BEGIN RECORDS FOR PROCESSING

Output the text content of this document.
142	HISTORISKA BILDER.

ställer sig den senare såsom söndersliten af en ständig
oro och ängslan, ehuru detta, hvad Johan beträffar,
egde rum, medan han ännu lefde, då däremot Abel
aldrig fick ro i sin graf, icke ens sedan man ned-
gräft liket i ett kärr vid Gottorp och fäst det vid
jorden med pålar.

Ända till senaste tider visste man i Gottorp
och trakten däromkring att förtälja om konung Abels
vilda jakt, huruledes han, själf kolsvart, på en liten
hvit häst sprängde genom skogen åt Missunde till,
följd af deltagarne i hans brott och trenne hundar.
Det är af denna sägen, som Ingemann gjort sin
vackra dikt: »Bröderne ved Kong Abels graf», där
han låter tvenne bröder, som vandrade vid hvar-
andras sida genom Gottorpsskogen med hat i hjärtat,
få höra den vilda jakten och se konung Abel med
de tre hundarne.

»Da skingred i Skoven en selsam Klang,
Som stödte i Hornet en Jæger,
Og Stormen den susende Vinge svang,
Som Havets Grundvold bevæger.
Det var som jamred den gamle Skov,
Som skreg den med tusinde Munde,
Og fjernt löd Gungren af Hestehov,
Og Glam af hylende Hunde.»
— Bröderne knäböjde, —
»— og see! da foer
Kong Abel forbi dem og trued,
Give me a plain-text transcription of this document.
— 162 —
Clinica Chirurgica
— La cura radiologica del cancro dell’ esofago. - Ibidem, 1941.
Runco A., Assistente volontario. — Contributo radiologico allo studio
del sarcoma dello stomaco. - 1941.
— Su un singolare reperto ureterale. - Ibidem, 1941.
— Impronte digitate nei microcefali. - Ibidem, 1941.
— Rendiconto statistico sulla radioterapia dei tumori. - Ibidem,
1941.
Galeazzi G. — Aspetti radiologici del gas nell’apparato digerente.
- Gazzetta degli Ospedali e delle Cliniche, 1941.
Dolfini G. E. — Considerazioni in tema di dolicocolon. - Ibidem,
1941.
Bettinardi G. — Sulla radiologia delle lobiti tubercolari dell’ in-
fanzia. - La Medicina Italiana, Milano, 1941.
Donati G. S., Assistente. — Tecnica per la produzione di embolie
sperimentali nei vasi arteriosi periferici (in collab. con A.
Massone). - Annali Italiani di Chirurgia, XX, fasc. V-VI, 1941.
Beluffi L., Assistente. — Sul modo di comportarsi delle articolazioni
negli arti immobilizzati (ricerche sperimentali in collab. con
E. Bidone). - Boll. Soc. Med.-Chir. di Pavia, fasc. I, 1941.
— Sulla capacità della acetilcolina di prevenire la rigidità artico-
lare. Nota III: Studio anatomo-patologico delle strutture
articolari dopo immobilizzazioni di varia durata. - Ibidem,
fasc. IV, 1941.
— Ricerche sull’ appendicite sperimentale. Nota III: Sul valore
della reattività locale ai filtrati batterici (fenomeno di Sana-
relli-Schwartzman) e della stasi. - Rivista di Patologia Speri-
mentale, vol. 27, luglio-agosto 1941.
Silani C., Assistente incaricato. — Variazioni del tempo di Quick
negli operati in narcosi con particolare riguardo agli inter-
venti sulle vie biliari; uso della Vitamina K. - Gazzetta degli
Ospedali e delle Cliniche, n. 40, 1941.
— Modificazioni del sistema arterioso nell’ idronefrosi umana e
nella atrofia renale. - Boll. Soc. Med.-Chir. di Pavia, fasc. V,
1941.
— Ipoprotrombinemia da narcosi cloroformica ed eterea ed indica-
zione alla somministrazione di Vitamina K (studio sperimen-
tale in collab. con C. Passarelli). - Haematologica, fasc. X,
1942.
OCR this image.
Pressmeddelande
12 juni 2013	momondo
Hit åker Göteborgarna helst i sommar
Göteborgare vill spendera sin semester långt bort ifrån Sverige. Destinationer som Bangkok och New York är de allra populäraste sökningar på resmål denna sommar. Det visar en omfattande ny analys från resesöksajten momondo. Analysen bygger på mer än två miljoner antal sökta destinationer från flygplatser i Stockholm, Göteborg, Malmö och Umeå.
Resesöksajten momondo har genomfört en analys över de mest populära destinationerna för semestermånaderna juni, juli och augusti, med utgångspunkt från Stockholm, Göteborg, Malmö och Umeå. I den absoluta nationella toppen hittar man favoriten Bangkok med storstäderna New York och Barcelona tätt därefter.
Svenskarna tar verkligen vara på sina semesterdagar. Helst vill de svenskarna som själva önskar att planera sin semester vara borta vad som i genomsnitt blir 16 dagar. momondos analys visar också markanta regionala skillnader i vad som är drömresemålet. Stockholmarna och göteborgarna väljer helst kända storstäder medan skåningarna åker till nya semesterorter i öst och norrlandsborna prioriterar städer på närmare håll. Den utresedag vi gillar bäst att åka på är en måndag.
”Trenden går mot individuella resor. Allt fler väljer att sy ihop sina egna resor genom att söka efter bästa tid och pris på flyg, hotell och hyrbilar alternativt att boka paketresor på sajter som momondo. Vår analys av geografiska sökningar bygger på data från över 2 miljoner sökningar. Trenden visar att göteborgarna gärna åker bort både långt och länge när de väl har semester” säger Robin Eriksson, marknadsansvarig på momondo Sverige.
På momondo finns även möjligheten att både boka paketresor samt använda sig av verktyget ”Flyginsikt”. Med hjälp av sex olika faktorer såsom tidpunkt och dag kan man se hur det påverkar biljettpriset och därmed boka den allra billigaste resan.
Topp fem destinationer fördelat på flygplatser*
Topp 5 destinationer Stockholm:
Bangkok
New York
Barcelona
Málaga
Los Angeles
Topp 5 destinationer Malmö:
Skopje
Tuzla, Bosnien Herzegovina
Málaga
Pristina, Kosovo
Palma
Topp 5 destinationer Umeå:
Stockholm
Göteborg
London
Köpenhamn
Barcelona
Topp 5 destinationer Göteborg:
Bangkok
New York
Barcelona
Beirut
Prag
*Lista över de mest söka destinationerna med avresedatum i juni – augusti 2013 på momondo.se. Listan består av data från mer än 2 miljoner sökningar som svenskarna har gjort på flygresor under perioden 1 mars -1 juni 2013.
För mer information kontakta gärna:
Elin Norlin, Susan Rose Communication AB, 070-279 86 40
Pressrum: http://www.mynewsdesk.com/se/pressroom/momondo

END RECORDS FOR PROCESSING

• [TASK INSTRUCTIONS]: Reproduce every entry, word for word.

• [ANSWER AREA]:
Output the text content of this document.
142	HISTORISKA BILDER.

ställer sig den senare såsom söndersliten af en ständig
oro och ängslan, ehuru detta, hvad Johan beträffar,
egde rum, medan han ännu lefde, då däremot Abel
aldrig fick ro i sin graf, icke ens sedan man ned-
gräft liket i ett kärr vid Gottorp och fäst det vid
jorden med pålar.

Ända till senaste tider visste man i Gottorp
och trakten däromkring att förtälja om konung Abels
vilda jakt, huruledes han, själf kolsvart, på en liten
hvit häst sprängde genom skogen åt Missunde till,
följd af deltagarne i hans brott och trenne hundar.
Det är af denna sägen, som Ingemann gjort sin
vackra dikt: »Bröderne ved Kong Abels graf», där
han låter tvenne bröder, som vandrade vid hvar-
andras sida genom Gottorpsskogen med hat i hjärtat,
få höra den vilda jakten och se konung Abel med
de tre hundarne.

»Da skingred i Skoven en selsam Klang,
Som stödte i Hornet en Jæger,
Og Stormen den susende Vinge svang,
Som Havets Grundvold bevæger.
Det var som jamred den gamle Skov,
Som skreg den med tusinde Munde,
Og fjernt löd Gungren af Hestehov,
Og Glam af hylende Hunde.»
— Bröderne knäböjde, —
»— og see! da foer
Kong Abel forbi dem og trued,
Give me a plain-text transcription of this document.
— 162 —
Clinica Chirurgica
— La cura radiologica del cancro dell’ esofago. - Ibidem, 1941.
Runco A., Assistente volontario. — Contributo radiologico allo studio
del sarcoma dello stomaco. - 1941.
— Su un singolare reperto ureterale. - Ibidem, 1941.
— Impronte digitate nei microcefali. - Ibidem, 1941.
— Rendiconto statistico sulla radioterapia dei tumori. - Ibidem,
1941.
Galeazzi G. — Aspetti radiologici del gas nell’apparato digerente.
- Gazzetta degli Ospedali e delle Cliniche, 1941.
Dolfini G. E. — Considerazioni in tema di dolicocolon. - Ibidem,
1941.
Bettinardi G. — Sulla radiologia delle lobiti tubercolari dell’ in-
fanzia. - La Medicina Italiana, Milano, 1941.
Donati G. S., Assistente. — Tecnica per la produzione di embolie
sperimentali nei vasi arteriosi periferici (in collab. con A.
Massone). - Annali Italiani di Chirurgia, XX, fasc. V-VI, 1941.
Beluffi L., Assistente. — Sul modo di comportarsi delle articolazioni
negli arti immobilizzati (ricerche sperimentali in collab. con
E. Bidone). - Boll. Soc. Med.-Chir. di Pavia, fasc. I, 1941.
— Sulla capacità della acetilcolina di prevenire la rigidità artico-
lare. Nota III: Studio anatomo-patologico delle strutture
articolari dopo immobilizzazioni di varia durata. - Ibidem,
fasc. IV, 1941.
— Ricerche sull’ appendicite sperimentale. Nota III: Sul valore
della reattività locale ai filtrati batterici (fenomeno di Sana-
relli-Schwartzman) e della stasi. - Rivista di Patologia Speri-
mentale, vol. 27, luglio-agosto 1941.
Silani C., Assistente incaricato. — Variazioni del tempo di Quick
negli operati in narcosi con particolare riguardo agli inter-
venti sulle vie biliari; uso della Vitamina K. - Gazzetta degli
Ospedali e delle Cliniche, n. 40, 1941.
— Modificazioni del sistema arterioso nell’ idronefrosi umana e
nella atrofia renale. - Boll. Soc. Med.-Chir. di Pavia, fasc. V,
1941.
— Ipoprotrombinemia da narcosi cloroformica ed eterea ed indica-
zione alla somministrazione di Vitamina K (studio sperimen-
tale in collab. con C. Passarelli). - Haematologica, fasc. X,
1942.
OCR this image.
Pressmeddelande
12 juni 2013	momondo
Hit åker Göteborgarna helst i sommar
Göteborgare vill spendera sin semester långt bort ifrån Sverige. Destinationer som Bangkok och New York är de allra populäraste sökningar på resmål denna sommar. Det visar en omfattande ny analys från resesöksajten momondo. Analysen bygger på mer än två miljoner antal sökta destinationer från flygplatser i Stockholm, Göteborg, Malmö och Umeå.
Resesöksajten momondo har genomfört en analys över de mest populära destinationerna för semestermånaderna juni, juli och augusti, med utgångspunkt från Stockholm, Göteborg, Malmö och Umeå. I den absoluta nationella toppen hittar man favoriten Bangkok med storstäderna New York och Barcelona tätt därefter.
Svenskarna tar verkligen vara på sina semesterdagar. Helst vill de svenskarna som själva önskar att planera sin semester vara borta vad som i genomsnitt blir 16 dagar. momondos analys visar också markanta regionala skillnader i vad som är drömresemålet. Stockholmarna och göteborgarna väljer helst kända storstäder medan skåningarna åker till nya semesterorter i öst och norrlandsborna prioriterar städer på närmare håll. Den utresedag vi gillar bäst att åka på är en måndag.
”Trenden går mot individuella resor. Allt fler väljer att sy ihop sina egna resor genom att söka efter bästa tid och pris på flyg, hotell och hyrbilar alternativt att boka paketresor på sajter som momondo. Vår analys av geografiska sökningar bygger på data från över 2 miljoner sökningar. Trenden visar att göteborgarna gärna åker bort både långt och länge när de väl har semester” säger Robin Eriksson, marknadsansvarig på momondo Sverige.
På momondo finns även möjligheten att både boka paketresor samt använda sig av verktyget ”Flyginsikt”. Med hjälp av sex olika faktorer såsom tidpunkt och dag kan man se hur det påverkar biljettpriset och därmed boka den allra billigaste resan.
Topp fem destinationer fördelat på flygplatser*
Topp 5 destinationer Stockholm:
Bangkok
New York
Barcelona
Málaga
Los Angeles
Topp 5 destinationer Malmö:
Skopje
Tuzla, Bosnien Herzegovina
Málaga
Pristina, Kosovo
Palma
Topp 5 destinationer Umeå:
Stockholm
Göteborg
London
Köpenhamn
Barcelona
Topp 5 destinationer Göteborg:
Bangkok
New York
Barcelona
Beirut
Prag
*Lista över de mest söka destinationerna med avresedatum i juni – augusti 2013 på momondo.se. Listan består av data från mer än 2 miljoner sökningar som svenskarna har gjort på flygresor under perioden 1 mars -1 juni 2013.
För mer information kontakta gärna:
Elin Norlin, Susan Rose Communication AB, 070-279 86 40
Pressrum: http://www.mynewsdesk.com/se/pressroom/momondo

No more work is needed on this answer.